EXERCISE DIRECTIONS
Images must not appear in your copy; reproduce every other part of the records exactly.

SUPPLIED INFORMATION
BEGIN

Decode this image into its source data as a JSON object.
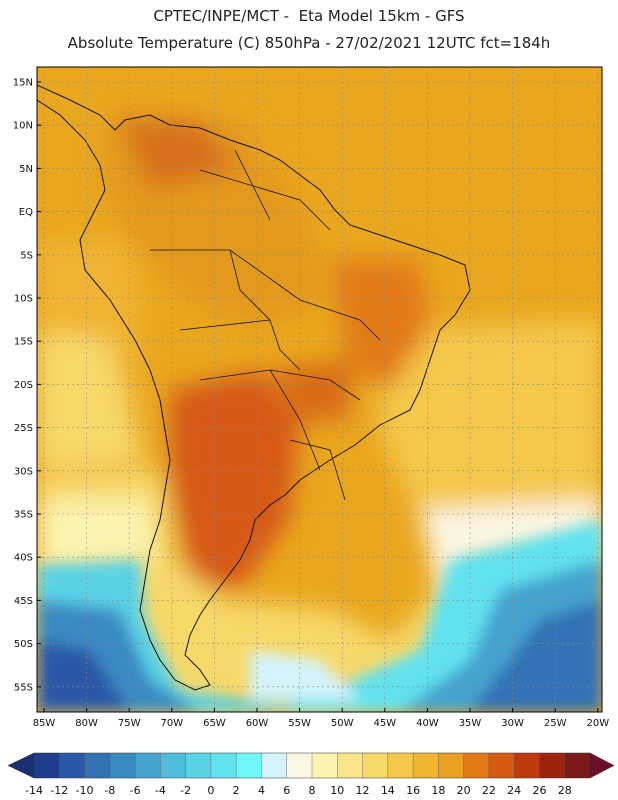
{
  "header": {
    "line1": "CPTEC/INPE/MCT -  Eta Model 15km - GFS",
    "line2": "Absolute Temperature (C) 850hPa - 27/02/2021 12UTC fct=184h"
  },
  "map": {
    "lat_labels": [
      "15N",
      "10N",
      "5N",
      "EQ",
      "5S",
      "10S",
      "15S",
      "20S",
      "25S",
      "30S",
      "35S",
      "40S",
      "45S",
      "50S",
      "55S"
    ],
    "lon_labels": [
      "85W",
      "80W",
      "75W",
      "70W",
      "65W",
      "60W",
      "55W",
      "50W",
      "45W",
      "40W",
      "35W",
      "30W",
      "25W",
      "20W"
    ],
    "background_color": "#e9a71f"
  },
  "colorbar": {
    "values": [
      "-14",
      "-12",
      "-10",
      "-8",
      "-6",
      "-4",
      "-2",
      "0",
      "2",
      "4",
      "6",
      "8",
      "10",
      "12",
      "14",
      "16",
      "18",
      "20",
      "22",
      "24",
      "26",
      "28"
    ],
    "colors": [
      "#1f3d8f",
      "#2a58a6",
      "#3372b5",
      "#3a8ac2",
      "#45a3cf",
      "#4fbcdb",
      "#5ad2e6",
      "#62e2ef",
      "#6ff7f9",
      "#d4f3fb",
      "#fbf6e3",
      "#fbf4b0",
      "#f9e58a",
      "#f7d96a",
      "#f4c84b",
      "#f1b431",
      "#eaa020",
      "#e27a16",
      "#d65a12",
      "#bf3b0f",
      "#9c240f",
      "#7c1a1a"
    ],
    "low_arrow_color": "#1b2f73",
    "high_arrow_color": "#6b0f2a"
  }
}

END

RESULT FOR THIS TASK
Decode this image into its source data as a JSON object.
{
  "header": {
    "line1": "CPTEC/INPE/MCT -  Eta Model 15km - GFS",
    "line2": "Absolute Temperature (C) 850hPa - 27/02/2021 12UTC fct=184h"
  },
  "map": {
    "lat_labels": [
      "15N",
      "10N",
      "5N",
      "EQ",
      "5S",
      "10S",
      "15S",
      "20S",
      "25S",
      "30S",
      "35S",
      "40S",
      "45S",
      "50S",
      "55S"
    ],
    "lon_labels": [
      "85W",
      "80W",
      "75W",
      "70W",
      "65W",
      "60W",
      "55W",
      "50W",
      "45W",
      "40W",
      "35W",
      "30W",
      "25W",
      "20W"
    ],
    "background_color": "#e9a71f"
  },
  "colorbar": {
    "values": [
      "-14",
      "-12",
      "-10",
      "-8",
      "-6",
      "-4",
      "-2",
      "0",
      "2",
      "4",
      "6",
      "8",
      "10",
      "12",
      "14",
      "16",
      "18",
      "20",
      "22",
      "24",
      "26",
      "28"
    ],
    "colors": [
      "#1f3d8f",
      "#2a58a6",
      "#3372b5",
      "#3a8ac2",
      "#45a3cf",
      "#4fbcdb",
      "#5ad2e6",
      "#62e2ef",
      "#6ff7f9",
      "#d4f3fb",
      "#fbf6e3",
      "#fbf4b0",
      "#f9e58a",
      "#f7d96a",
      "#f4c84b",
      "#f1b431",
      "#eaa020",
      "#e27a16",
      "#d65a12",
      "#bf3b0f",
      "#9c240f",
      "#7c1a1a"
    ],
    "low_arrow_color": "#1b2f73",
    "high_arrow_color": "#6b0f2a"
  }
}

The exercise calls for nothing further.